▸ **Task prompt**: Give the number of lines in the data that hold the word "name", and nothing else.
## START
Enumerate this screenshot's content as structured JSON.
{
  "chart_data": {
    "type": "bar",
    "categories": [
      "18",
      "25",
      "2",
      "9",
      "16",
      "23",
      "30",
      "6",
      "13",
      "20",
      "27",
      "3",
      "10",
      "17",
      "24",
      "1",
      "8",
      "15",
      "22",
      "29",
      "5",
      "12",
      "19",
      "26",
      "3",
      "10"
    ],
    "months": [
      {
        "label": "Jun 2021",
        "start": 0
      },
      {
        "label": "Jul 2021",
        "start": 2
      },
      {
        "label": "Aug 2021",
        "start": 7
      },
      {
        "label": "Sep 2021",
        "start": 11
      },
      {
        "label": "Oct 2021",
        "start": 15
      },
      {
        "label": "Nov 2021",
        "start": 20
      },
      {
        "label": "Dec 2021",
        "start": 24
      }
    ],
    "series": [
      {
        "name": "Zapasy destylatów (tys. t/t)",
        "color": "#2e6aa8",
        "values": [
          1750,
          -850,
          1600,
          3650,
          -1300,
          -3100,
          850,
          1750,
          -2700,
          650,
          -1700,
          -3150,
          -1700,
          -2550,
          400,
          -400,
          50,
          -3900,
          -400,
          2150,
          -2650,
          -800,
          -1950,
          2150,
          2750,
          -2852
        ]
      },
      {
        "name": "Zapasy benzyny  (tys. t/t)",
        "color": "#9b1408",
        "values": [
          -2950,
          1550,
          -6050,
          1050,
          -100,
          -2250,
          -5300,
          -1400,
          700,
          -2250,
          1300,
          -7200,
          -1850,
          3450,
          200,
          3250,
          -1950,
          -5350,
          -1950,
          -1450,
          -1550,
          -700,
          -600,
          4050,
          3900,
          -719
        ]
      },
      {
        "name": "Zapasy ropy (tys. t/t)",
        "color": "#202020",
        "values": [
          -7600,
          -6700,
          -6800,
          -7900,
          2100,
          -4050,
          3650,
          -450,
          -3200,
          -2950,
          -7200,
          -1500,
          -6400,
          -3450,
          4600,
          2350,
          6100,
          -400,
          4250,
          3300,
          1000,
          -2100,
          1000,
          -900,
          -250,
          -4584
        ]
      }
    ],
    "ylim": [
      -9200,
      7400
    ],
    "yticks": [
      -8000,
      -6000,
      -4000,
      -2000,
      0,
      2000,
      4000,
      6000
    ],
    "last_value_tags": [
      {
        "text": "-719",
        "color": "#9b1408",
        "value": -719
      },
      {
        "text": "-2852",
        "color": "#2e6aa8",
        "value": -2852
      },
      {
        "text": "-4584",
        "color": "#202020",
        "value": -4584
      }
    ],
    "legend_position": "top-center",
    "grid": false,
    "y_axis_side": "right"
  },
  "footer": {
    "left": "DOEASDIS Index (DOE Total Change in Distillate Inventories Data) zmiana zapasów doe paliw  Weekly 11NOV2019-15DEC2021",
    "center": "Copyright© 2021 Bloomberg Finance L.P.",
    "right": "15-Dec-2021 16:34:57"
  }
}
## END
▸ **Expected answer**: 3